[BEGIN DATA PROVIDED]

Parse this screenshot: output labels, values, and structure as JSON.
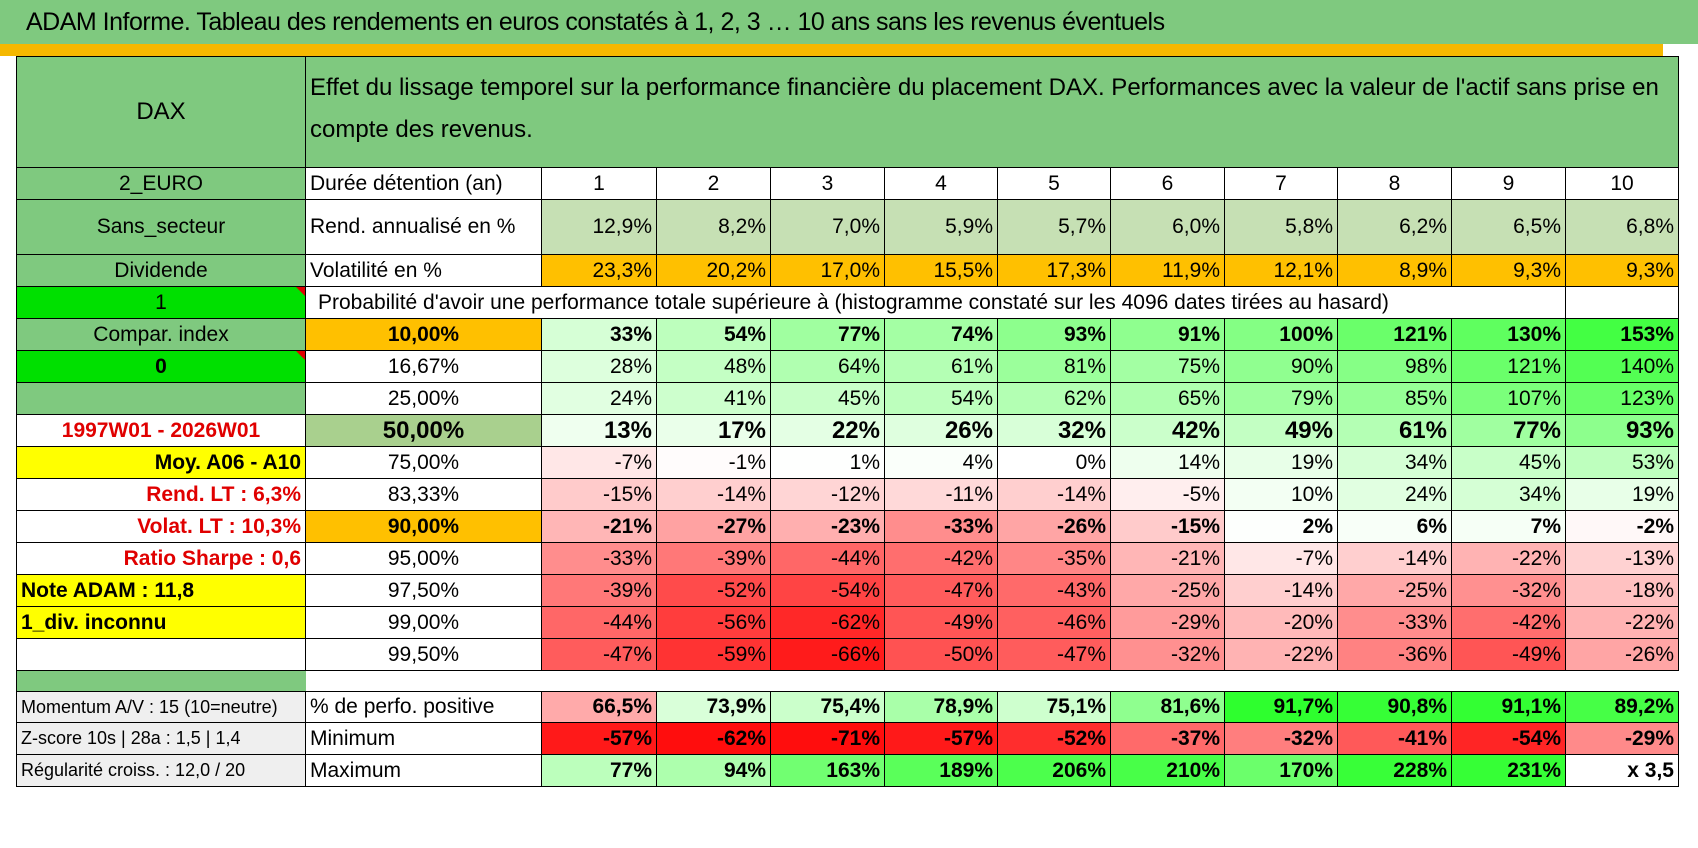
{
  "title": "ADAM Informe. Tableau des rendements en euros constatés à 1, 2, 3 … 10 ans sans les revenus éventuels",
  "header": {
    "asset": "DAX",
    "description": "Effet du lissage temporel sur la performance financière du placement DAX. Performances avec la valeur de l'actif sans prise en compte des revenus."
  },
  "years_row": {
    "side": "2_EURO",
    "label": "Durée détention (an)",
    "values": [
      "1",
      "2",
      "3",
      "4",
      "5",
      "6",
      "7",
      "8",
      "9",
      "10"
    ]
  },
  "rend_row": {
    "side": "Sans_secteur",
    "label": "Rend. annualisé en %",
    "values": [
      "12,9%",
      "8,2%",
      "7,0%",
      "5,9%",
      "5,7%",
      "6,0%",
      "5,8%",
      "6,2%",
      "6,5%",
      "6,8%"
    ]
  },
  "vol_row": {
    "side": "Dividende",
    "label": "Volatilité en %",
    "values": [
      "23,3%",
      "20,2%",
      "17,0%",
      "15,5%",
      "17,3%",
      "11,9%",
      "12,1%",
      "8,9%",
      "9,3%",
      "9,3%"
    ]
  },
  "prob_row": {
    "side": "1",
    "text": "Probabilité d'avoir une performance totale supérieure à (histogramme constaté sur les 4096 dates tirées au hasard)"
  },
  "quantiles": [
    {
      "side": "Compar. index",
      "pct": "10,00%",
      "values": [
        "33%",
        "54%",
        "77%",
        "74%",
        "93%",
        "91%",
        "100%",
        "121%",
        "130%",
        "153%"
      ]
    },
    {
      "side": "0",
      "pct": "16,67%",
      "values": [
        "28%",
        "48%",
        "64%",
        "61%",
        "81%",
        "75%",
        "90%",
        "98%",
        "121%",
        "140%"
      ]
    },
    {
      "side": "",
      "pct": "25,00%",
      "values": [
        "24%",
        "41%",
        "45%",
        "54%",
        "62%",
        "65%",
        "79%",
        "85%",
        "107%",
        "123%"
      ]
    },
    {
      "side": "1997W01 - 2026W01",
      "pct": "50,00%",
      "values": [
        "13%",
        "17%",
        "22%",
        "26%",
        "32%",
        "42%",
        "49%",
        "61%",
        "77%",
        "93%"
      ]
    },
    {
      "side": "Moy. A06 - A10",
      "pct": "75,00%",
      "values": [
        "-7%",
        "-1%",
        "1%",
        "4%",
        "0%",
        "14%",
        "19%",
        "34%",
        "45%",
        "53%"
      ]
    },
    {
      "side": "Rend. LT :    6,3%",
      "pct": "83,33%",
      "values": [
        "-15%",
        "-14%",
        "-12%",
        "-11%",
        "-14%",
        "-5%",
        "10%",
        "24%",
        "34%",
        "19%"
      ]
    },
    {
      "side": "Volat. LT :    10,3%",
      "pct": "90,00%",
      "values": [
        "-21%",
        "-27%",
        "-23%",
        "-33%",
        "-26%",
        "-15%",
        "2%",
        "6%",
        "7%",
        "-2%"
      ]
    },
    {
      "side": "Ratio Sharpe :     0,6",
      "pct": "95,00%",
      "values": [
        "-33%",
        "-39%",
        "-44%",
        "-42%",
        "-35%",
        "-21%",
        "-7%",
        "-14%",
        "-22%",
        "-13%"
      ]
    },
    {
      "side": "Note ADAM : 11,8",
      "pct": "97,50%",
      "values": [
        "-39%",
        "-52%",
        "-54%",
        "-47%",
        "-43%",
        "-25%",
        "-14%",
        "-25%",
        "-32%",
        "-18%"
      ]
    },
    {
      "side": "1_div. inconnu",
      "pct": "99,00%",
      "values": [
        "-44%",
        "-56%",
        "-62%",
        "-49%",
        "-46%",
        "-29%",
        "-20%",
        "-33%",
        "-42%",
        "-22%"
      ]
    },
    {
      "side": "",
      "pct": "99,50%",
      "values": [
        "-47%",
        "-59%",
        "-66%",
        "-50%",
        "-47%",
        "-32%",
        "-22%",
        "-36%",
        "-49%",
        "-26%"
      ]
    }
  ],
  "stats": [
    {
      "side": "Momentum A/V : 15 (10=neutre)",
      "label": "% de perfo. positive",
      "values": [
        "66,5%",
        "73,9%",
        "75,4%",
        "78,9%",
        "75,1%",
        "81,6%",
        "91,7%",
        "90,8%",
        "91,1%",
        "89,2%"
      ]
    },
    {
      "side": "Z-score 10s | 28a : 1,5 | 1,4",
      "label": "Minimum",
      "values": [
        "-57%",
        "-62%",
        "-71%",
        "-57%",
        "-52%",
        "-37%",
        "-32%",
        "-41%",
        "-54%",
        "-29%"
      ]
    },
    {
      "side": "Régularité croiss. : 12,0 / 20",
      "label": "Maximum",
      "values": [
        "77%",
        "94%",
        "163%",
        "189%",
        "206%",
        "210%",
        "170%",
        "228%",
        "231%",
        "x 3,5"
      ]
    }
  ],
  "colors": {
    "header_green": "#7fc97f",
    "lime": "#00e000",
    "yellow": "#ffff00",
    "orange": "#ffc000",
    "light_green": "#c6e0b4",
    "positive": "#00ff00",
    "negative": "#ff0000"
  }
}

[END DATA PROVIDED]

_SET PROBLEM_
Locate the string "revenus" in the listing above and copy every line where it occurs.

_EXERCISE RESPONSE_
  "title": "ADAM Informe. Tableau des rendements en euros constatés à 1, 2, 3 … 10 ans sans les revenus éventuels",
    "description": "Effet du lissage temporel sur la performance financière du placement DAX. Performances avec la valeur de l'actif sans prise en compte des revenus."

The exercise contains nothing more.